● **YOUR OBJECTIVE**
Copy each line below that contains "page".
— Begin DATA ROWS —
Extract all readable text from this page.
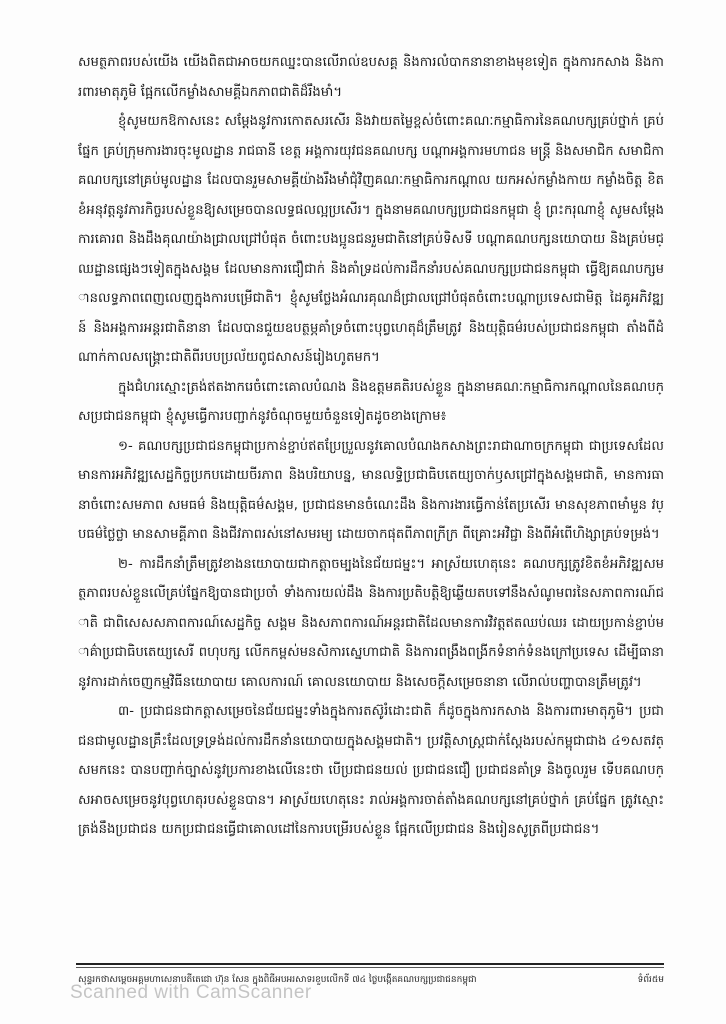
សមត្ថភាពរបស់យើង យើងពិតជាអាចយកឈ្នះបានលើរាល់ឧបសគ្គ និងការលំបាកនានាខាងមុខទៀត ក្នុងការកសាង និងការពារមាតុភូមិ ផ្អែកលើកម្លាំងសាមគ្គីឯកភាពជាតិដ៏រឹងមាំ។

ខ្ញុំសូមយកឱកាសនេះ សម្តែងនូវការកោតសរសើរ និងវាយតម្លៃខ្ពស់ចំពោះគណៈកម្មាធិការនៃគណបក្សគ្រប់ថ្នាក់ គ្រប់ផ្នែក គ្រប់ក្រុមការងារចុះមូលដ្ឋាន រាជធានី ខេត្ត អង្គការយុវជនគណបក្ស បណ្តាអង្គការមហាជន មន្ត្រី និងសមាជិក សមាជិកាគណបក្សនៅគ្រប់មូលដ្ឋាន ដែលបានរួមសាមគ្គីយ៉ាងរឹងមាំជុំវិញគណៈកម្មាធិការកណ្តាល យកអស់កម្លាំងកាយ កម្លាំងចិត្ត ខិតខំអនុវត្តនូវភារកិច្ចរបស់ខ្លួនឱ្យសម្រេចបានលទ្ធផលល្អប្រសើរ។ ក្នុងនាមគណបក្សប្រជាជនកម្ពុជា ខ្ញុំ ព្រះករុណាខ្ញុំ សូមសម្តែងការគោរព និងដឹងគុណយ៉ាងជ្រាលជ្រៅបំផុត ចំពោះបងប្អូនជនរួមជាតិនៅគ្រប់ទិសទី បណ្តាគណបក្សនយោបាយ និងគ្រប់មជ្ឈដ្ឋានផ្សេងៗទៀតក្នុងសង្គម ដែលមានការជឿជាក់ និងគាំទ្រដល់ការដឹកនាំរបស់គណបក្សប្រជាជនកម្ពុជា ធ្វើឱ្យគណបក្សមានលទ្ធភាពពេញលេញក្នុងការបម្រើជាតិ។ ខ្ញុំសូមថ្លែងអំណរគុណដ៏ជ្រាលជ្រៅបំផុតចំពោះបណ្តាប្រទេសជាមិត្ត ដៃគូអភិវឌ្ឍន៍ និងអង្គការអន្តរជាតិនានា ដែលបានជួយឧបត្ថម្ភគាំទ្រចំពោះបុព្វហេតុដ៏ត្រឹមត្រូវ និងយុត្តិធម៌របស់ប្រជាជនកម្ពុជា តាំងពីដំណាក់កាលសង្គ្រោះជាតិពីរបបប្រល័យពូជសាសន៍រៀងហូតមក។

ក្នុងជំហរស្មោះត្រង់ឥតងាករេចំពោះគោលបំណង និងឧត្តមគតិរបស់ខ្លួន ក្នុងនាមគណៈកម្មាធិការកណ្តាលនៃគណបក្សប្រជាជនកម្ពុជា ខ្ញុំសូមធ្វើការបញ្ជាក់នូវចំណុចមួយចំនួនទៀតដូចខាងក្រោម៖

១- គណបក្សប្រជាជនកម្ពុជាប្រកាន់ខ្ជាប់ឥតប្រែប្រួលនូវគោលបំណងកសាងព្រះរាជាណាចក្រកម្ពុជា ជាប្រទេសដែលមានការអភិវឌ្ឍសេដ្ឋកិច្ចប្រកបដោយចីរភាព និងបរិយាបន្ន, មានលទ្ធិប្រជាធិបតេយ្យចាក់ឫសជ្រៅក្នុងសង្គមជាតិ, មានការធានាចំពោះសមភាព សមធម៌ និងយុត្តិធម៌សង្គម, ប្រជាជនមានចំណេះដឹង និងការងារធ្វើកាន់តែប្រសើរ មានសុខភាពមាំមួន វប្បធម៌ថ្លៃថ្លា មានសាមគ្គីភាព និងជីវភាពរស់នៅសមរម្យ ដោយចាកផុតពីភាពក្រីក្រ ពីគ្រោះអវិជ្ជា និងពីអំពើហិង្សាគ្រប់ទម្រង់។

២- ការដឹកនាំត្រឹមត្រូវខាងនយោបាយជាកត្តាចម្បងនៃជ័យជម្នះ។ អាស្រ័យហេតុនេះ គណបក្សត្រូវខិតខំអភិវឌ្ឍសមត្ថភាពរបស់ខ្លួនលើគ្រប់ផ្នែកឱ្យបានជាប្រចាំ ទាំងការយល់ដឹង និងការប្រតិបត្តិឱ្យឆ្លើយតបទៅនឹងសំណូមពរនៃសភាពការណ៍ជាតិ ជាពិសេសសភាពការណ៍សេដ្ឋកិច្ច សង្គម និងសភាពការណ៍អន្តរជាតិដែលមានការវិវត្តឥតឈប់ឈរ ដោយប្រកាន់ខ្ជាប់មាគ៌ាប្រជាធិបតេយ្យសេរី ពហុបក្ស លើកកម្ពស់មនសិការស្នេហាជាតិ និងការពង្រឹងពង្រីកទំនាក់ទំនងក្រៅប្រទេស ដើម្បីធានានូវការដាក់ចេញកម្មវិធីនយោបាយ គោលការណ៍ គោលនយោបាយ និងសេចក្តីសម្រេចនានា លើរាល់បញ្ហាបានត្រឹមត្រូវ។

៣- ប្រជាជនជាកត្តាសម្រេចនៃជ័យជម្នះទាំងក្នុងការតស៊ូរំដោះជាតិ ក៏ដូចក្នុងការកសាង និងការពារមាតុភូមិ។ ប្រជាជនជាមូលដ្ឋានគ្រឹះដែលទ្រទ្រង់ដល់ការដឹកនាំនយោបាយក្នុងសង្គមជាតិ។ ប្រវត្តិសាស្ត្រជាក់ស្តែងរបស់កម្ពុជាជាង ៤១សតវត្សមកនេះ បានបញ្ជាក់ច្បាស់នូវប្រការខាងលើនេះថា បើប្រជាជនយល់ ប្រជាជនជឿ ប្រជាជនគាំទ្រ និងចូលរួម ទើបគណបក្សអាចសម្រេចនូវបុព្វហេតុរបស់ខ្លួនបាន។ អាស្រ័យហេតុនេះ រាល់អង្គការចាត់តាំងគណបក្សនៅគ្រប់ថ្នាក់ គ្រប់ផ្នែក ត្រូវស្មោះត្រង់នឹងប្រជាជន យកប្រជាជនធ្វើជាគោលដៅនៃការបម្រើរបស់ខ្លួន ផ្អែកលើប្រជាជន និងរៀនសូត្រពីប្រជាជន។

សុន្ទរកថាសម្តេចអគ្គមហាសេនាបតីតេជោ ហ៊ុន សែន ក្នុងពិធីអបអរសាទរខួបលើកទី ៧៤ ថ្ងៃបង្កើតគណបក្សប្រជាជនកម្ពុជា	ទំព័រ៥ម
Scanned with CamScanner
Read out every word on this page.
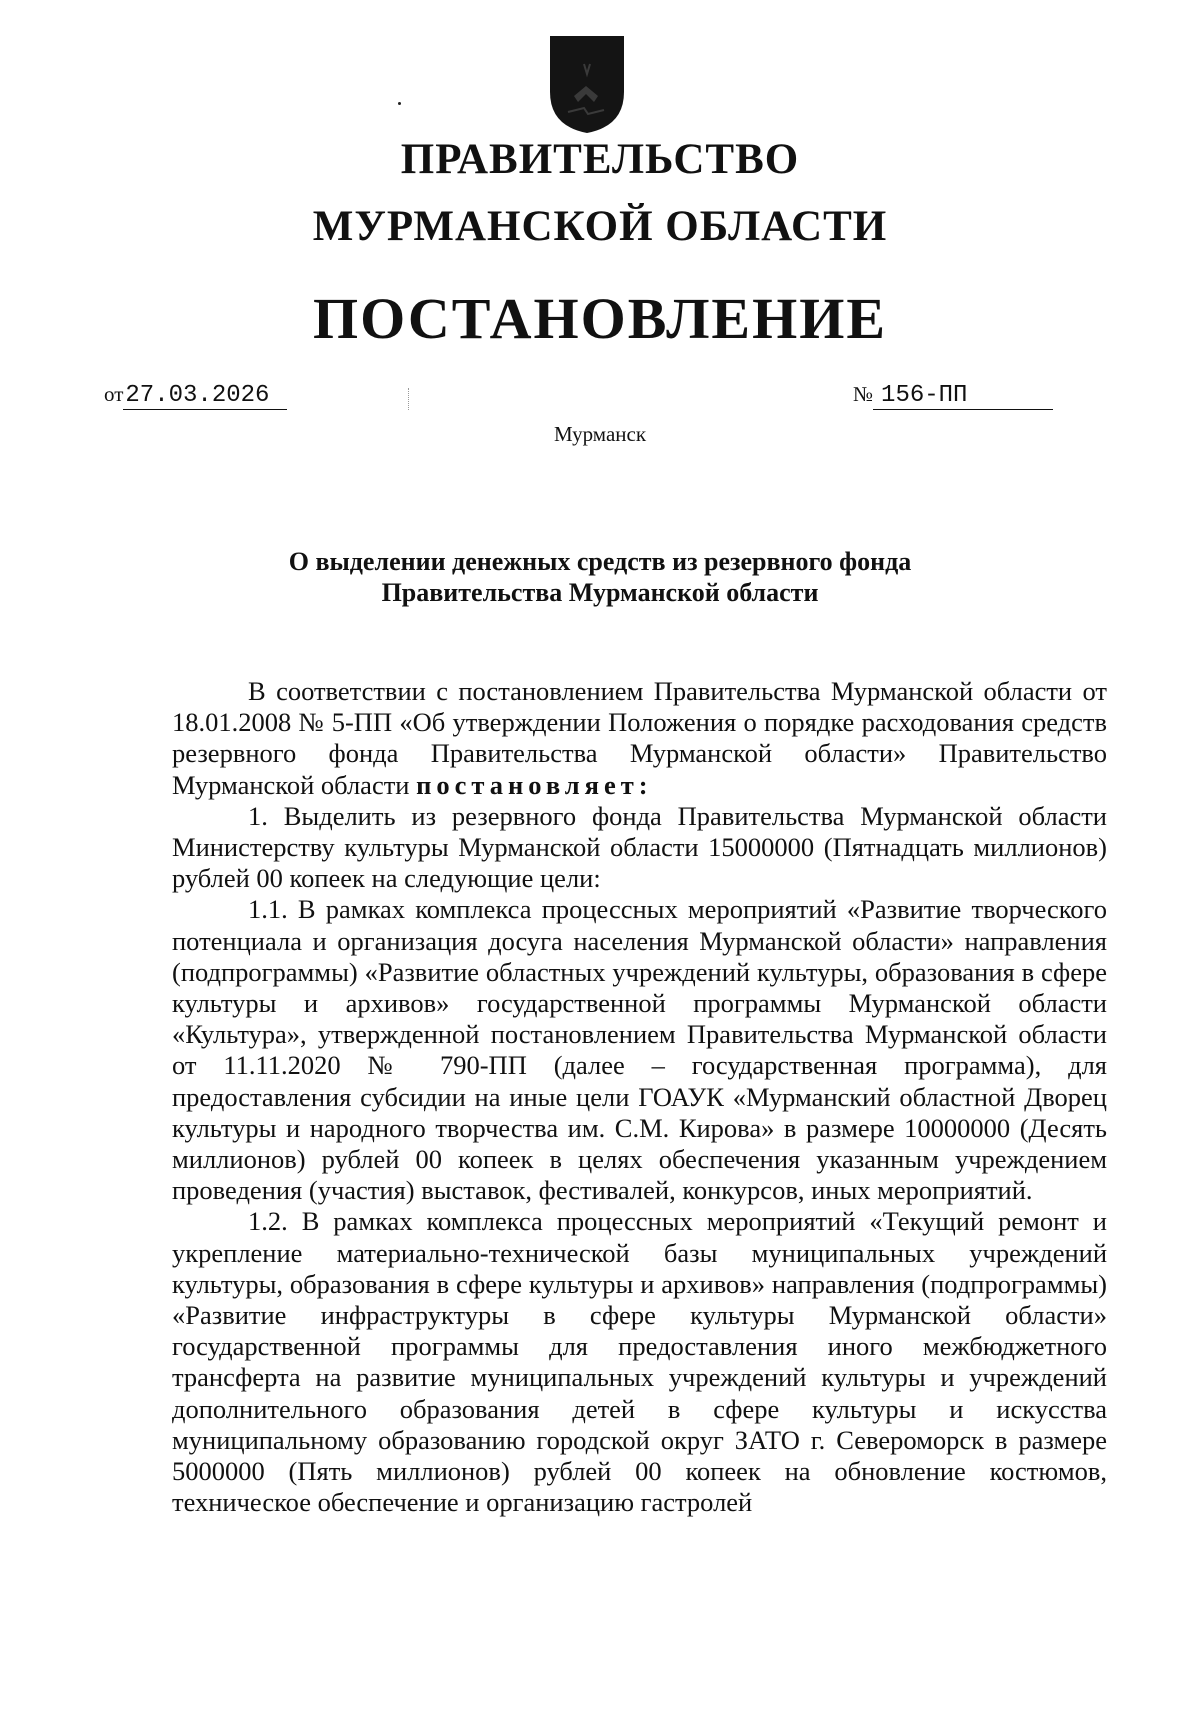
ПРАВИТЕЛЬСТВО
МУРМАНСКОЙ ОБЛАСТИ
ПОСТАНОВЛЕНИЕ
от27.03.2026	№ 156-ПП
Мурманск
О выделении денежных средств из резервного фонда
Правительства Мурманской области

В соответствии с постановлением Правительства Мурманской области от 18.01.2008 № 5-ПП «Об утверждении Положения о порядке расходования средств резервного фонда Правительства Мурманской области» Правительство Мурманской области постановляет:

1. Выделить из резервного фонда Правительства Мурманской области Министерству культуры Мурманской области 15000000 (Пятнадцать миллионов) рублей 00 копеек на следующие цели:

1.1. В рамках комплекса процессных мероприятий «Развитие творческого потенциала и организация досуга населения Мурманской области» направления (подпрограммы) «Развитие областных учреждений культуры, образования в сфере культуры и архивов» государственной программы Мурманской области «Культура», утвержденной постановлением Правительства Мурманской области от 11.11.2020 № 790-ПП (далее – государственная программа), для предоставления субсидии на иные цели ГОАУК «Мурманский областной Дворец культуры и народного творчества им. С.М. Кирова» в размере 10000000 (Десять миллионов) рублей 00 копеек в целях обеспечения указанным учреждением проведения (участия) выставок, фестивалей, конкурсов, иных мероприятий.

1.2. В рамках комплекса процессных мероприятий «Текущий ремонт и укрепление материально-технической базы муниципальных учреждений культуры, образования в сфере культуры и архивов» направления (подпрограммы) «Развитие инфраструктуры в сфере культуры Мурманской области» государственной программы для предоставления иного межбюджетного трансферта на развитие муниципальных учреждений культуры и учреждений дополнительного образования детей в сфере культуры и искусства муниципальному образованию городской округ ЗАТО г. Североморск в размере 5000000 (Пять миллионов) рублей 00 копеек на обновление костюмов, техническое обеспечение и организацию гастролей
— End DATA ROWS —
● **SOLVED EXERCISE**
Extract all readable text from this page.
Read out every word on this page.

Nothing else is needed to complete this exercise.